TASK BRIEF => Exclude the pictures, then repeat the remaining data exactly.

(Figure contents as structured data)
%%
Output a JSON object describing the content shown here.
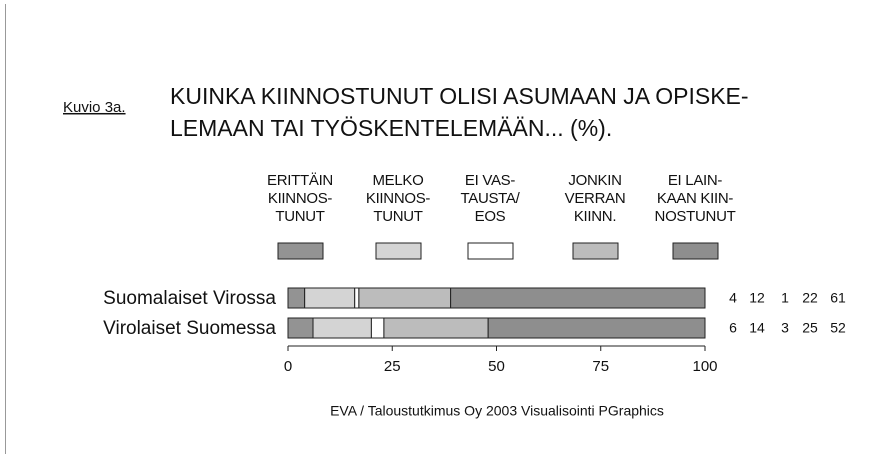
{
  "chart_data": {
    "type": "stacked-bar-horizontal",
    "label": "Kuvio 3a.",
    "title": "KUINKA KIINNOSTUNUT OLISI ASUMAAN JA OPISKE-\nLEMAAN TAI TYÖSKENTELEMÄÄN... (%).",
    "categories": [
      "Suomalaiset Virossa",
      "Virolaiset Suomessa"
    ],
    "series": [
      {
        "name": "ERITTÄIN\nKIINNOS-\nTUNUT",
        "color": "#939393",
        "values": [
          4,
          6
        ]
      },
      {
        "name": "MELKO\nKIINNOS-\nTUNUT",
        "color": "#d4d4d4",
        "values": [
          12,
          14
        ]
      },
      {
        "name": "EI VAS-\nTAUSTA/\nEOS",
        "color": "#ffffff",
        "values": [
          1,
          3
        ]
      },
      {
        "name": "JONKIN\nVERRAN\nKIINN.",
        "color": "#bcbcbc",
        "values": [
          22,
          25
        ]
      },
      {
        "name": "EI LAIN-\nKAAN KIIN-\nNOSTUNUT",
        "color": "#8e8e8e",
        "values": [
          61,
          52
        ]
      }
    ],
    "xlim": [
      0,
      100
    ],
    "xticks": [
      0,
      25,
      50,
      75,
      100
    ],
    "source": "EVA / Taloustutkimus Oy 2003  Visualisointi PGraphics"
  }
}
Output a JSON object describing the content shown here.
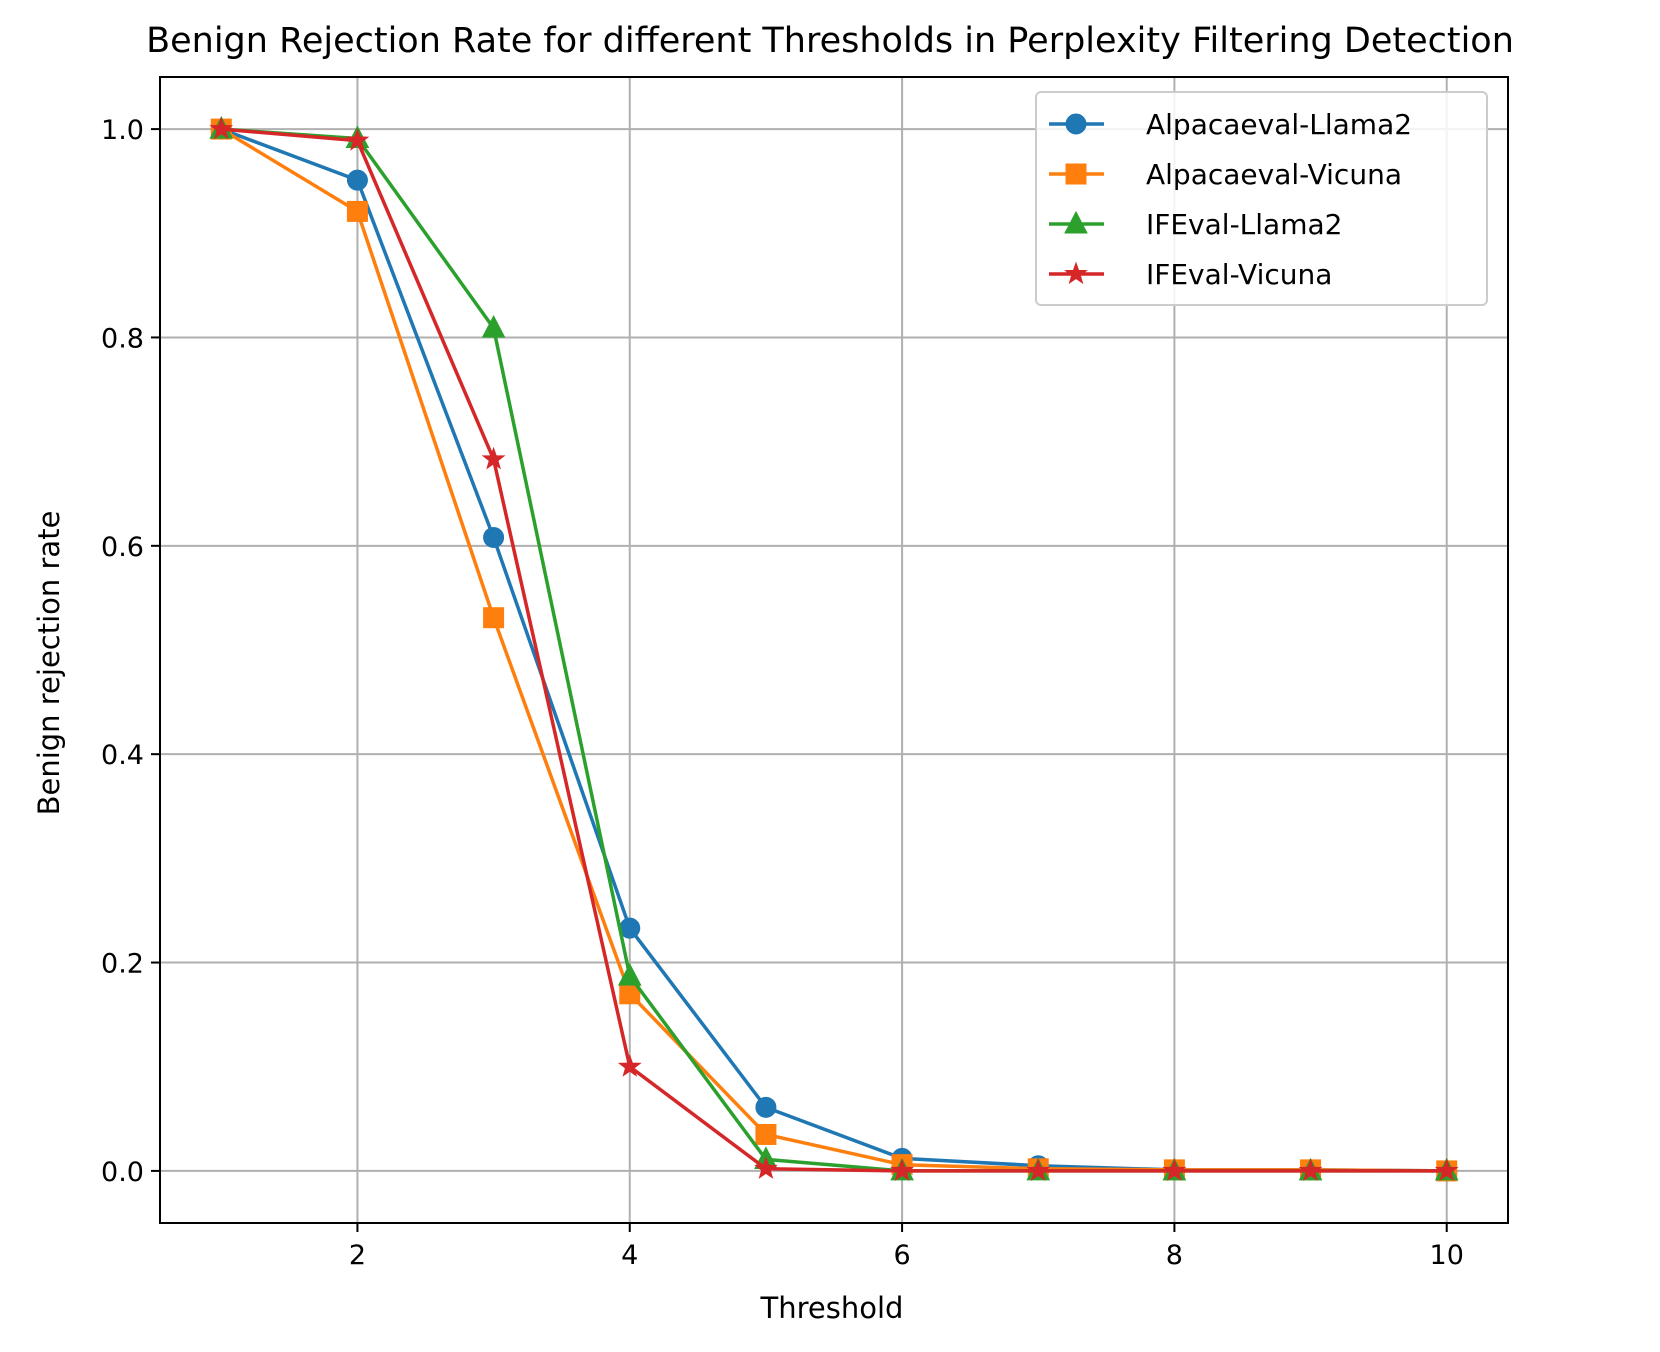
{
  "chart_data": {
    "type": "line",
    "title": "Benign Rejection Rate for different Thresholds in Perplexity Filtering Detection",
    "xlabel": "Threshold",
    "ylabel": "Benign rejection rate",
    "xlim": [
      0.55,
      10.45
    ],
    "ylim": [
      -0.05,
      1.05
    ],
    "xticks": [
      2,
      4,
      6,
      8,
      10
    ],
    "xtick_labels": [
      "2",
      "4",
      "6",
      "8",
      "10"
    ],
    "yticks": [
      0.0,
      0.2,
      0.4,
      0.6,
      0.8,
      1.0
    ],
    "ytick_labels": [
      "0.0",
      "0.2",
      "0.4",
      "0.6",
      "0.8",
      "1.0"
    ],
    "grid": true,
    "legend_position": "top-right",
    "x": [
      1,
      2,
      3,
      4,
      5,
      6,
      7,
      8,
      9,
      10
    ],
    "series": [
      {
        "name": "Alpacaeval-Llama2",
        "color": "#1f77b4",
        "marker": "circle",
        "values": [
          1.0,
          0.951,
          0.608,
          0.233,
          0.061,
          0.012,
          0.005,
          0.001,
          0.001,
          0.0
        ]
      },
      {
        "name": "Alpacaeval-Vicuna",
        "color": "#ff7f0e",
        "marker": "square",
        "values": [
          1.0,
          0.921,
          0.531,
          0.17,
          0.035,
          0.006,
          0.002,
          0.001,
          0.001,
          0.0
        ]
      },
      {
        "name": "IFEval-Llama2",
        "color": "#2ca02c",
        "marker": "triangle",
        "values": [
          1.0,
          0.991,
          0.809,
          0.187,
          0.011,
          0.0,
          0.0,
          0.0,
          0.0,
          0.0
        ]
      },
      {
        "name": "IFEval-Vicuna",
        "color": "#d62728",
        "marker": "star",
        "values": [
          1.0,
          0.989,
          0.683,
          0.1,
          0.002,
          0.0,
          0.0,
          0.0,
          0.0,
          0.0
        ]
      }
    ]
  }
}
%%
RIGHT ANSWER =>
Output a JSON object describing the content shown here.
{
  "chart_data": {
    "type": "stacked-bar-horizontal",
    "label": "Kuvio 3a.",
    "title": "KUINKA KIINNOSTUNUT OLISI ASUMAAN JA OPISKE-\nLEMAAN TAI TYÖSKENTELEMÄÄN... (%).",
    "categories": [
      "Suomalaiset Virossa",
      "Virolaiset Suomessa"
    ],
    "series": [
      {
        "name": "ERITTÄIN\nKIINNOS-\nTUNUT",
        "color": "#939393",
        "values": [
          4,
          6
        ]
      },
      {
        "name": "MELKO\nKIINNOS-\nTUNUT",
        "color": "#d4d4d4",
        "values": [
          12,
          14
        ]
      },
      {
        "name": "EI VAS-\nTAUSTA/\nEOS",
        "color": "#ffffff",
        "values": [
          1,
          3
        ]
      },
      {
        "name": "JONKIN\nVERRAN\nKIINN.",
        "color": "#bcbcbc",
        "values": [
          22,
          25
        ]
      },
      {
        "name": "EI LAIN-\nKAAN KIIN-\nNOSTUNUT",
        "color": "#8e8e8e",
        "values": [
          61,
          52
        ]
      }
    ],
    "xlim": [
      0,
      100
    ],
    "xticks": [
      0,
      25,
      50,
      75,
      100
    ],
    "source": "EVA / Taloustutkimus Oy 2003  Visualisointi PGraphics"
  }
}
Output a JSON object describing the content shown here.
{
  "chart_data": {
    "type": "line",
    "title": "Benign Rejection Rate for different Thresholds in Perplexity Filtering Detection",
    "xlabel": "Threshold",
    "ylabel": "Benign rejection rate",
    "xlim": [
      0.55,
      10.45
    ],
    "ylim": [
      -0.05,
      1.05
    ],
    "xticks": [
      2,
      4,
      6,
      8,
      10
    ],
    "xtick_labels": [
      "2",
      "4",
      "6",
      "8",
      "10"
    ],
    "yticks": [
      0.0,
      0.2,
      0.4,
      0.6,
      0.8,
      1.0
    ],
    "ytick_labels": [
      "0.0",
      "0.2",
      "0.4",
      "0.6",
      "0.8",
      "1.0"
    ],
    "grid": true,
    "legend_position": "top-right",
    "x": [
      1,
      2,
      3,
      4,
      5,
      6,
      7,
      8,
      9,
      10
    ],
    "series": [
      {
        "name": "Alpacaeval-Llama2",
        "color": "#1f77b4",
        "marker": "circle",
        "values": [
          1.0,
          0.951,
          0.608,
          0.233,
          0.061,
          0.012,
          0.005,
          0.001,
          0.001,
          0.0
        ]
      },
      {
        "name": "Alpacaeval-Vicuna",
        "color": "#ff7f0e",
        "marker": "square",
        "values": [
          1.0,
          0.921,
          0.531,
          0.17,
          0.035,
          0.006,
          0.002,
          0.001,
          0.001,
          0.0
        ]
      },
      {
        "name": "IFEval-Llama2",
        "color": "#2ca02c",
        "marker": "triangle",
        "values": [
          1.0,
          0.991,
          0.809,
          0.187,
          0.011,
          0.0,
          0.0,
          0.0,
          0.0,
          0.0
        ]
      },
      {
        "name": "IFEval-Vicuna",
        "color": "#d62728",
        "marker": "star",
        "values": [
          1.0,
          0.989,
          0.683,
          0.1,
          0.002,
          0.0,
          0.0,
          0.0,
          0.0,
          0.0
        ]
      }
    ]
  }
}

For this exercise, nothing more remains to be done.